→ **WRITTEN EXERCISE**:
Write out all of the data exactly as it appears.

→ **SUPPLIED INFORMATION**:
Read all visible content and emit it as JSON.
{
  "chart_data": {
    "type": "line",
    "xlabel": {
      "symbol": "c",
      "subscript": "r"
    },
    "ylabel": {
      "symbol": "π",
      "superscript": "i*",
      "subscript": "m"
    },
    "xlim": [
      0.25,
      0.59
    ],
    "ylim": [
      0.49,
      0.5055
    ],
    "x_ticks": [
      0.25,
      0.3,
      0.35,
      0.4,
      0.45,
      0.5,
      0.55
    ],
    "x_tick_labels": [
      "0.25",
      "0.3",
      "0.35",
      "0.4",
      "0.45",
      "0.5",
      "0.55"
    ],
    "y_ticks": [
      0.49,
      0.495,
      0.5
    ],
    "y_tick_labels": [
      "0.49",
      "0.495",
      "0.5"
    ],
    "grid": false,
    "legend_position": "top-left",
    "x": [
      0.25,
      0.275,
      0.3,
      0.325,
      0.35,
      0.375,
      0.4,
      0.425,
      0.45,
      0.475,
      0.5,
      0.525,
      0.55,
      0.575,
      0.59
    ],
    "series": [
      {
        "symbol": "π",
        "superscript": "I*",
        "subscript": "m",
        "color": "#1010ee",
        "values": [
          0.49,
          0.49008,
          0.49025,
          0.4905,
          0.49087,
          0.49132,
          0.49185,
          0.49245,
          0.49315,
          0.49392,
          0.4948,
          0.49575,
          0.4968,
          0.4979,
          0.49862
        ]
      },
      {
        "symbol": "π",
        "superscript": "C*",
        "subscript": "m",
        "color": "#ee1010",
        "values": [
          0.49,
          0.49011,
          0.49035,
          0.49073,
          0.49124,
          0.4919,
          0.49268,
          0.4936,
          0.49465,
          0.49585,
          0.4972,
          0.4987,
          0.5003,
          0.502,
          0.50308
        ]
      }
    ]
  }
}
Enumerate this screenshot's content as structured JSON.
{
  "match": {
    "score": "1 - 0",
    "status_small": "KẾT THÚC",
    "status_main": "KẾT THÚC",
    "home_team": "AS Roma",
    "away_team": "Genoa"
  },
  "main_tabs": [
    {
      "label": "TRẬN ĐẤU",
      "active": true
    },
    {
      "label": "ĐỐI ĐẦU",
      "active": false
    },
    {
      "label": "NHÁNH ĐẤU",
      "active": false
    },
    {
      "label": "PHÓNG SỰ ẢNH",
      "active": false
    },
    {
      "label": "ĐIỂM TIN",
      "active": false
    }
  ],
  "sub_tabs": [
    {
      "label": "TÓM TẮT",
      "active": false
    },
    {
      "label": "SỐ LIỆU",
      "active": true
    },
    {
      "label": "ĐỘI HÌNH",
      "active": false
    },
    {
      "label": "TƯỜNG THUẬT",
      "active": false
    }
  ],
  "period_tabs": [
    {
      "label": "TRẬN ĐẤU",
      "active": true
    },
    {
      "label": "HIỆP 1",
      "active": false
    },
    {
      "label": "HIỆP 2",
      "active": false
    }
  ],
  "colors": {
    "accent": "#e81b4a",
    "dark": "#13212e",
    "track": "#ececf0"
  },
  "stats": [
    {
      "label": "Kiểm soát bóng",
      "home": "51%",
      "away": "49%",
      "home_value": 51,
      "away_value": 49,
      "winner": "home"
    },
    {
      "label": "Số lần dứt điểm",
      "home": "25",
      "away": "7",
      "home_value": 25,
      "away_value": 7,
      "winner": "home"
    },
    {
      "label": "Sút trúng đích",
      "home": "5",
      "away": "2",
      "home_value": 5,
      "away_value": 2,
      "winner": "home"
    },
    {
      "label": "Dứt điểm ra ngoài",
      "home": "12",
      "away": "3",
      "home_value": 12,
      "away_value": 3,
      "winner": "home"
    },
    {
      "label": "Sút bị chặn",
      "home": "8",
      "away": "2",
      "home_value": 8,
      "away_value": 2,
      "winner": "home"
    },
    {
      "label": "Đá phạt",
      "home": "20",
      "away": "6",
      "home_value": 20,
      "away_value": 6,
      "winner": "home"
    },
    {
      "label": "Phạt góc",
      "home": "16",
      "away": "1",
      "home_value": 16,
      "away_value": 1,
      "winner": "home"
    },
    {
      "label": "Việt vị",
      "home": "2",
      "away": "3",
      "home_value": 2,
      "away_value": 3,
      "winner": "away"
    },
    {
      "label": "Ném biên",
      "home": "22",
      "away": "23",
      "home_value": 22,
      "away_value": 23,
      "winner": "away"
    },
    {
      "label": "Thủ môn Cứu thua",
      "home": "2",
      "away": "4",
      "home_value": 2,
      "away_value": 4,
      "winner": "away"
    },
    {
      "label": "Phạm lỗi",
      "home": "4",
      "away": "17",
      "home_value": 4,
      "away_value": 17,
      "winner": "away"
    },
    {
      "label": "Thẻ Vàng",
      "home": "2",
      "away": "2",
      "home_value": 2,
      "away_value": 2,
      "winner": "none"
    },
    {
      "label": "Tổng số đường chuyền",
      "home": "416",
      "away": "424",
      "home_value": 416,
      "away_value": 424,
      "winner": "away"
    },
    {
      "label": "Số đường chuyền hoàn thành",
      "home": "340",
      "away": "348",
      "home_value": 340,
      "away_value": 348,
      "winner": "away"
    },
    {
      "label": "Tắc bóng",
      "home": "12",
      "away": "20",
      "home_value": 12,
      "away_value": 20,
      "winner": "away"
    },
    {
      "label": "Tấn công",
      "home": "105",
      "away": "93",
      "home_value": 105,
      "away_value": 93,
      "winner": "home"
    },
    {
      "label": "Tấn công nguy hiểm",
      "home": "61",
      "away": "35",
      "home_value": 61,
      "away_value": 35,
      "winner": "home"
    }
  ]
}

→ **FINAL RESULT**:
Read all visible content and emit it as JSON.
{
  "chart_data": {
    "type": "line",
    "xlabel": {
      "symbol": "c",
      "subscript": "r"
    },
    "ylabel": {
      "symbol": "π",
      "superscript": "i*",
      "subscript": "m"
    },
    "xlim": [
      0.25,
      0.59
    ],
    "ylim": [
      0.49,
      0.5055
    ],
    "x_ticks": [
      0.25,
      0.3,
      0.35,
      0.4,
      0.45,
      0.5,
      0.55
    ],
    "x_tick_labels": [
      "0.25",
      "0.3",
      "0.35",
      "0.4",
      "0.45",
      "0.5",
      "0.55"
    ],
    "y_ticks": [
      0.49,
      0.495,
      0.5
    ],
    "y_tick_labels": [
      "0.49",
      "0.495",
      "0.5"
    ],
    "grid": false,
    "legend_position": "top-left",
    "x": [
      0.25,
      0.275,
      0.3,
      0.325,
      0.35,
      0.375,
      0.4,
      0.425,
      0.45,
      0.475,
      0.5,
      0.525,
      0.55,
      0.575,
      0.59
    ],
    "series": [
      {
        "symbol": "π",
        "superscript": "I*",
        "subscript": "m",
        "color": "#1010ee",
        "values": [
          0.49,
          0.49008,
          0.49025,
          0.4905,
          0.49087,
          0.49132,
          0.49185,
          0.49245,
          0.49315,
          0.49392,
          0.4948,
          0.49575,
          0.4968,
          0.4979,
          0.49862
        ]
      },
      {
        "symbol": "π",
        "superscript": "C*",
        "subscript": "m",
        "color": "#ee1010",
        "values": [
          0.49,
          0.49011,
          0.49035,
          0.49073,
          0.49124,
          0.4919,
          0.49268,
          0.4936,
          0.49465,
          0.49585,
          0.4972,
          0.4987,
          0.5003,
          0.502,
          0.50308
        ]
      }
    ]
  }
}
Enumerate this screenshot's content as structured JSON.
{
  "match": {
    "score": "1 - 0",
    "status_small": "KẾT THÚC",
    "status_main": "KẾT THÚC",
    "home_team": "AS Roma",
    "away_team": "Genoa"
  },
  "main_tabs": [
    {
      "label": "TRẬN ĐẤU",
      "active": true
    },
    {
      "label": "ĐỐI ĐẦU",
      "active": false
    },
    {
      "label": "NHÁNH ĐẤU",
      "active": false
    },
    {
      "label": "PHÓNG SỰ ẢNH",
      "active": false
    },
    {
      "label": "ĐIỂM TIN",
      "active": false
    }
  ],
  "sub_tabs": [
    {
      "label": "TÓM TẮT",
      "active": false
    },
    {
      "label": "SỐ LIỆU",
      "active": true
    },
    {
      "label": "ĐỘI HÌNH",
      "active": false
    },
    {
      "label": "TƯỜNG THUẬT",
      "active": false
    }
  ],
  "period_tabs": [
    {
      "label": "TRẬN ĐẤU",
      "active": true
    },
    {
      "label": "HIỆP 1",
      "active": false
    },
    {
      "label": "HIỆP 2",
      "active": false
    }
  ],
  "colors": {
    "accent": "#e81b4a",
    "dark": "#13212e",
    "track": "#ececf0"
  },
  "stats": [
    {
      "label": "Kiểm soát bóng",
      "home": "51%",
      "away": "49%",
      "home_value": 51,
      "away_value": 49,
      "winner": "home"
    },
    {
      "label": "Số lần dứt điểm",
      "home": "25",
      "away": "7",
      "home_value": 25,
      "away_value": 7,
      "winner": "home"
    },
    {
      "label": "Sút trúng đích",
      "home": "5",
      "away": "2",
      "home_value": 5,
      "away_value": 2,
      "winner": "home"
    },
    {
      "label": "Dứt điểm ra ngoài",
      "home": "12",
      "away": "3",
      "home_value": 12,
      "away_value": 3,
      "winner": "home"
    },
    {
      "label": "Sút bị chặn",
      "home": "8",
      "away": "2",
      "home_value": 8,
      "away_value": 2,
      "winner": "home"
    },
    {
      "label": "Đá phạt",
      "home": "20",
      "away": "6",
      "home_value": 20,
      "away_value": 6,
      "winner": "home"
    },
    {
      "label": "Phạt góc",
      "home": "16",
      "away": "1",
      "home_value": 16,
      "away_value": 1,
      "winner": "home"
    },
    {
      "label": "Việt vị",
      "home": "2",
      "away": "3",
      "home_value": 2,
      "away_value": 3,
      "winner": "away"
    },
    {
      "label": "Ném biên",
      "home": "22",
      "away": "23",
      "home_value": 22,
      "away_value": 23,
      "winner": "away"
    },
    {
      "label": "Thủ môn Cứu thua",
      "home": "2",
      "away": "4",
      "home_value": 2,
      "away_value": 4,
      "winner": "away"
    },
    {
      "label": "Phạm lỗi",
      "home": "4",
      "away": "17",
      "home_value": 4,
      "away_value": 17,
      "winner": "away"
    },
    {
      "label": "Thẻ Vàng",
      "home": "2",
      "away": "2",
      "home_value": 2,
      "away_value": 2,
      "winner": "none"
    },
    {
      "label": "Tổng số đường chuyền",
      "home": "416",
      "away": "424",
      "home_value": 416,
      "away_value": 424,
      "winner": "away"
    },
    {
      "label": "Số đường chuyền hoàn thành",
      "home": "340",
      "away": "348",
      "home_value": 340,
      "away_value": 348,
      "winner": "away"
    },
    {
      "label": "Tắc bóng",
      "home": "12",
      "away": "20",
      "home_value": 12,
      "away_value": 20,
      "winner": "away"
    },
    {
      "label": "Tấn công",
      "home": "105",
      "away": "93",
      "home_value": 105,
      "away_value": 93,
      "winner": "home"
    },
    {
      "label": "Tấn công nguy hiểm",
      "home": "61",
      "away": "35",
      "home_value": 61,
      "away_value": 35,
      "winner": "home"
    }
  ]
}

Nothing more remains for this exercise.